Give the number of lines in the data that hold the word "метан", and nothing else.

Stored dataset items
────────────────────────────────────────

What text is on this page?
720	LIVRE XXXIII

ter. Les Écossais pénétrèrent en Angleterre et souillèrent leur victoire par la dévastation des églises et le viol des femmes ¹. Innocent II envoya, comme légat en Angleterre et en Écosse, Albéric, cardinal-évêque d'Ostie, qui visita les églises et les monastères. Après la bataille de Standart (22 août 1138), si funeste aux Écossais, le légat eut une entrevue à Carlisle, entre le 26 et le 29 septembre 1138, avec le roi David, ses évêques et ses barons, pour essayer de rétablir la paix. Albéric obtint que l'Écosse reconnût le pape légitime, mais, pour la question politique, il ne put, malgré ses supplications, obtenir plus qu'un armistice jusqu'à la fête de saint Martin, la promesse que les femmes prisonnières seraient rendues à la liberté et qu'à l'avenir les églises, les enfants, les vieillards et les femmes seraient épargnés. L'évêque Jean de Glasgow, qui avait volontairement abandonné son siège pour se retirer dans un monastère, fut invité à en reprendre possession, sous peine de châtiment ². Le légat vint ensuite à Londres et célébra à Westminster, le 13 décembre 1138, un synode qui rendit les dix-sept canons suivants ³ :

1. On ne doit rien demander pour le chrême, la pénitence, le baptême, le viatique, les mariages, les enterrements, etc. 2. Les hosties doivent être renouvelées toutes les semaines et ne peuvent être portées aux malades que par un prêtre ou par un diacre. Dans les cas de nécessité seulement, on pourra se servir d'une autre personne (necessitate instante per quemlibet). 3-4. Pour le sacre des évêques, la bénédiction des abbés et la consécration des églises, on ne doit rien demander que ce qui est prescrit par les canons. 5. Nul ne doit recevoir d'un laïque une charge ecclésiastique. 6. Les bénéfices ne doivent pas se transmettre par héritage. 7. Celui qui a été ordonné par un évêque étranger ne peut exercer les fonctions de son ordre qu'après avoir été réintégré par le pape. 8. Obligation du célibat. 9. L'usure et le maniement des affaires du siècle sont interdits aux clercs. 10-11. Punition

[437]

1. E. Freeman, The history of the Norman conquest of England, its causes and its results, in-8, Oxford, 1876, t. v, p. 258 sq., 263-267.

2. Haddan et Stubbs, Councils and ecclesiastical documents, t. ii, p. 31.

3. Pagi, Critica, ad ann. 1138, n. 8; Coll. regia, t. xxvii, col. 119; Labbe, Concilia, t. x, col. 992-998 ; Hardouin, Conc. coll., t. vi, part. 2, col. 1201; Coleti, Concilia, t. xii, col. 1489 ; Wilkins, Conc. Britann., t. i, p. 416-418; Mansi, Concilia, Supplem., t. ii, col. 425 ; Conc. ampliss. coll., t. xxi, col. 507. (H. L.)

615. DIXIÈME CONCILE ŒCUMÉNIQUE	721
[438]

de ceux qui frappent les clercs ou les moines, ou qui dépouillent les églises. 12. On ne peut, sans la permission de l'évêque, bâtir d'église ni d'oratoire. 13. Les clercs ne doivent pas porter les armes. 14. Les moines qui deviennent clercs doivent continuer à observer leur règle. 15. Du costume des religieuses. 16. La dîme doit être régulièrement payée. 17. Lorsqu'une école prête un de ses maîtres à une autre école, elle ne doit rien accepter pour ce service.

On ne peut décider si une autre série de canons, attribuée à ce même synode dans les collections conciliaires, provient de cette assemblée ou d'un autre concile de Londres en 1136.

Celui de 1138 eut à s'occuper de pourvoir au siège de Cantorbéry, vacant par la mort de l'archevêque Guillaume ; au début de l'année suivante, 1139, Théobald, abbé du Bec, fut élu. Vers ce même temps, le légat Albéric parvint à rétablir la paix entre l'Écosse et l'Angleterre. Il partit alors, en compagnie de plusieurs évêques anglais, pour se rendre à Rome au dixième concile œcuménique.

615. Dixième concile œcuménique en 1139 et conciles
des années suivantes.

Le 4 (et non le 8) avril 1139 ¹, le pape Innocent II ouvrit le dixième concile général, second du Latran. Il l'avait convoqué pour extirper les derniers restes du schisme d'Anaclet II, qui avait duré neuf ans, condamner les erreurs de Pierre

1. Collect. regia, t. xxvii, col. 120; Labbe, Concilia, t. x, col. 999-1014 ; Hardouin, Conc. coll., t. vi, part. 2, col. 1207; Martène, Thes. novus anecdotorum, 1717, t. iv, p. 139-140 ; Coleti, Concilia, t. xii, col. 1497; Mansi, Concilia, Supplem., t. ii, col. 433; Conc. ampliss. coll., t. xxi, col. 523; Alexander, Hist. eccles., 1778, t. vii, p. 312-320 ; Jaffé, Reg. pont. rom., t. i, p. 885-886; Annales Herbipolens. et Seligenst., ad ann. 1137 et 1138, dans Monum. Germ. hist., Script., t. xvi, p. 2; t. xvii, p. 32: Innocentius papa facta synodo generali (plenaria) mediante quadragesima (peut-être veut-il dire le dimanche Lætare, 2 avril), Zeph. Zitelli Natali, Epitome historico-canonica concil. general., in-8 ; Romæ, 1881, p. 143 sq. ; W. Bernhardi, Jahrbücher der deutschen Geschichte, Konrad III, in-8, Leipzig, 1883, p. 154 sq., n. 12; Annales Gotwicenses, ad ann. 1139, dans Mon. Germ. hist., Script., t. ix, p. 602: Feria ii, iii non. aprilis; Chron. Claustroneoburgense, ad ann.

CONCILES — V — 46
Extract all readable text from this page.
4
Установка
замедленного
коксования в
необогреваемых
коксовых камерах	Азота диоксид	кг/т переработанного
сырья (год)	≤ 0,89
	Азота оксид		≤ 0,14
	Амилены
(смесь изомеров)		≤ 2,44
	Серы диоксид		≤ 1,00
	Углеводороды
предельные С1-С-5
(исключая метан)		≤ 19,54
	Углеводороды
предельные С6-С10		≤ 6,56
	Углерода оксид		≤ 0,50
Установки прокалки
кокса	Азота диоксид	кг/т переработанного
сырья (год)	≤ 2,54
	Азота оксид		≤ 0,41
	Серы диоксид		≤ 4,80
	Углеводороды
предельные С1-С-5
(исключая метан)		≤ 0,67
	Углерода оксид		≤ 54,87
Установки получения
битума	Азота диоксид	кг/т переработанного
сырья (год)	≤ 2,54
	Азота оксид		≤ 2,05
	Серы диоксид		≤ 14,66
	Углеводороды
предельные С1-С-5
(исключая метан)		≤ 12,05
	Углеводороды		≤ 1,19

────────────────────────────────────────

— WRITTEN RESPONSE —
3